* [WHAT THE EXERCISE ASKS] Reproduce each record below exactly as written.

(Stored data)
--
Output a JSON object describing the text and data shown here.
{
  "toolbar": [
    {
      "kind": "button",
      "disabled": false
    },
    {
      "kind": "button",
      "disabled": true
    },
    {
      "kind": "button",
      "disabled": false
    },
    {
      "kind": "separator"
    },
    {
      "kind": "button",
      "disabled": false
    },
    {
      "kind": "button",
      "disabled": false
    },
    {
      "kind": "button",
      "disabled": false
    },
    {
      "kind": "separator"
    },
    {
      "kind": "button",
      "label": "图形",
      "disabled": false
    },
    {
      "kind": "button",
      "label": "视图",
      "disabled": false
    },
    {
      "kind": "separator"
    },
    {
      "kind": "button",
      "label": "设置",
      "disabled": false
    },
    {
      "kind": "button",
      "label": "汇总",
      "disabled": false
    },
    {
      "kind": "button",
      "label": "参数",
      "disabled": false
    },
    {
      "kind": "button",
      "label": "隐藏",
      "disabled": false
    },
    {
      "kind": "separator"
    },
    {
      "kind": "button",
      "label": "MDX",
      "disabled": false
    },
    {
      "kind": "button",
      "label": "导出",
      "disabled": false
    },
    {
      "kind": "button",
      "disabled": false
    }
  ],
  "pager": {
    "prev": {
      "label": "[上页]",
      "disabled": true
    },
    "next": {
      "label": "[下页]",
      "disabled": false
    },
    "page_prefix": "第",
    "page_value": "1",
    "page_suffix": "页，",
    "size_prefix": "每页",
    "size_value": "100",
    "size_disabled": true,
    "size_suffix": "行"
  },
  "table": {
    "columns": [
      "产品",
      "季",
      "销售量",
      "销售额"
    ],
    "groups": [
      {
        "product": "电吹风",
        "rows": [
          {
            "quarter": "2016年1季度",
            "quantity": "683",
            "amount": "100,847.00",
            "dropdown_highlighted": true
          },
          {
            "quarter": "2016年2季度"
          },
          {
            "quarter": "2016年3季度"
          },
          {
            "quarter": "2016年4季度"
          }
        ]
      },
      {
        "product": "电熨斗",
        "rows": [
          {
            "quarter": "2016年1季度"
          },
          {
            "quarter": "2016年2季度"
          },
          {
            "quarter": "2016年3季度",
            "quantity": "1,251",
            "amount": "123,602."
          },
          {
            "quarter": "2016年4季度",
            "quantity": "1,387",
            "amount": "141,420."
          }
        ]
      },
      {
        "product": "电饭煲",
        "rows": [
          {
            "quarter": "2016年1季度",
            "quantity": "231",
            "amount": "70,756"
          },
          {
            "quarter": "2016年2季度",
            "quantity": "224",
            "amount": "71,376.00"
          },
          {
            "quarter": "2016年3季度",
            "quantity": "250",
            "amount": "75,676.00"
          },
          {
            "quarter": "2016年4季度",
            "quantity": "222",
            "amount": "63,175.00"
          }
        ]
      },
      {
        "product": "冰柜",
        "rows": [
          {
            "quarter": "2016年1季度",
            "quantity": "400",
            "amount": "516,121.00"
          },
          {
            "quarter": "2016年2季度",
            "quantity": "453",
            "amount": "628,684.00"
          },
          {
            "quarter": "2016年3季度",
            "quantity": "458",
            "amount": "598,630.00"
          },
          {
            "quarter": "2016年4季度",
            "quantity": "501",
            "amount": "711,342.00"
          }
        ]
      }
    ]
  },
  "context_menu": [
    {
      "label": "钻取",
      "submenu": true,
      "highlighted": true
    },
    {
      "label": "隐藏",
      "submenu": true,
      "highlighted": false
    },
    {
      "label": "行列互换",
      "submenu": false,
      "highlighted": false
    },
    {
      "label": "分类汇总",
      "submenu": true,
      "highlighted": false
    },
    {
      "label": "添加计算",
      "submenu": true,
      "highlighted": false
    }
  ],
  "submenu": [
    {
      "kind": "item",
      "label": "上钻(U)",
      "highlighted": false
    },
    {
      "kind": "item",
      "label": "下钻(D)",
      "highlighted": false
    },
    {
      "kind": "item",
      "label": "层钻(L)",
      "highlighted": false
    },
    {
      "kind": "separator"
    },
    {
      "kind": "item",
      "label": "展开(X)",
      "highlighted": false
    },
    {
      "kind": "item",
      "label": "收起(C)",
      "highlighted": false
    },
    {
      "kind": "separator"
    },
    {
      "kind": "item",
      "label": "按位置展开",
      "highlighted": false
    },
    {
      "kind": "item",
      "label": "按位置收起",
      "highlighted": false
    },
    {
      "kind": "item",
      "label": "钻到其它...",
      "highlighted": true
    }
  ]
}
--
* [RESPONSE TO THE EXERCISE]
Output a JSON object describing the text and data shown here.
{
  "toolbar": [
    {
      "kind": "button",
      "disabled": false
    },
    {
      "kind": "button",
      "disabled": true
    },
    {
      "kind": "button",
      "disabled": false
    },
    {
      "kind": "separator"
    },
    {
      "kind": "button",
      "disabled": false
    },
    {
      "kind": "button",
      "disabled": false
    },
    {
      "kind": "button",
      "disabled": false
    },
    {
      "kind": "separator"
    },
    {
      "kind": "button",
      "label": "图形",
      "disabled": false
    },
    {
      "kind": "button",
      "label": "视图",
      "disabled": false
    },
    {
      "kind": "separator"
    },
    {
      "kind": "button",
      "label": "设置",
      "disabled": false
    },
    {
      "kind": "button",
      "label": "汇总",
      "disabled": false
    },
    {
      "kind": "button",
      "label": "参数",
      "disabled": false
    },
    {
      "kind": "button",
      "label": "隐藏",
      "disabled": false
    },
    {
      "kind": "separator"
    },
    {
      "kind": "button",
      "label": "MDX",
      "disabled": false
    },
    {
      "kind": "button",
      "label": "导出",
      "disabled": false
    },
    {
      "kind": "button",
      "disabled": false
    }
  ],
  "pager": {
    "prev": {
      "label": "[上页]",
      "disabled": true
    },
    "next": {
      "label": "[下页]",
      "disabled": false
    },
    "page_prefix": "第",
    "page_value": "1",
    "page_suffix": "页，",
    "size_prefix": "每页",
    "size_value": "100",
    "size_disabled": true,
    "size_suffix": "行"
  },
  "table": {
    "columns": [
      "产品",
      "季",
      "销售量",
      "销售额"
    ],
    "groups": [
      {
        "product": "电吹风",
        "rows": [
          {
            "quarter": "2016年1季度",
            "quantity": "683",
            "amount": "100,847.00",
            "dropdown_highlighted": true
          },
          {
            "quarter": "2016年2季度"
          },
          {
            "quarter": "2016年3季度"
          },
          {
            "quarter": "2016年4季度"
          }
        ]
      },
      {
        "product": "电熨斗",
        "rows": [
          {
            "quarter": "2016年1季度"
          },
          {
            "quarter": "2016年2季度"
          },
          {
            "quarter": "2016年3季度",
            "quantity": "1,251",
            "amount": "123,602."
          },
          {
            "quarter": "2016年4季度",
            "quantity": "1,387",
            "amount": "141,420."
          }
        ]
      },
      {
        "product": "电饭煲",
        "rows": [
          {
            "quarter": "2016年1季度",
            "quantity": "231",
            "amount": "70,756"
          },
          {
            "quarter": "2016年2季度",
            "quantity": "224",
            "amount": "71,376.00"
          },
          {
            "quarter": "2016年3季度",
            "quantity": "250",
            "amount": "75,676.00"
          },
          {
            "quarter": "2016年4季度",
            "quantity": "222",
            "amount": "63,175.00"
          }
        ]
      },
      {
        "product": "冰柜",
        "rows": [
          {
            "quarter": "2016年1季度",
            "quantity": "400",
            "amount": "516,121.00"
          },
          {
            "quarter": "2016年2季度",
            "quantity": "453",
            "amount": "628,684.00"
          },
          {
            "quarter": "2016年3季度",
            "quantity": "458",
            "amount": "598,630.00"
          },
          {
            "quarter": "2016年4季度",
            "quantity": "501",
            "amount": "711,342.00"
          }
        ]
      }
    ]
  },
  "context_menu": [
    {
      "label": "钻取",
      "submenu": true,
      "highlighted": true
    },
    {
      "label": "隐藏",
      "submenu": true,
      "highlighted": false
    },
    {
      "label": "行列互换",
      "submenu": false,
      "highlighted": false
    },
    {
      "label": "分类汇总",
      "submenu": true,
      "highlighted": false
    },
    {
      "label": "添加计算",
      "submenu": true,
      "highlighted": false
    }
  ],
  "submenu": [
    {
      "kind": "item",
      "label": "上钻(U)",
      "highlighted": false
    },
    {
      "kind": "item",
      "label": "下钻(D)",
      "highlighted": false
    },
    {
      "kind": "item",
      "label": "层钻(L)",
      "highlighted": false
    },
    {
      "kind": "separator"
    },
    {
      "kind": "item",
      "label": "展开(X)",
      "highlighted": false
    },
    {
      "kind": "item",
      "label": "收起(C)",
      "highlighted": false
    },
    {
      "kind": "separator"
    },
    {
      "kind": "item",
      "label": "按位置展开",
      "highlighted": false
    },
    {
      "kind": "item",
      "label": "按位置收起",
      "highlighted": false
    },
    {
      "kind": "item",
      "label": "钻到其它...",
      "highlighted": true
    }
  ]
}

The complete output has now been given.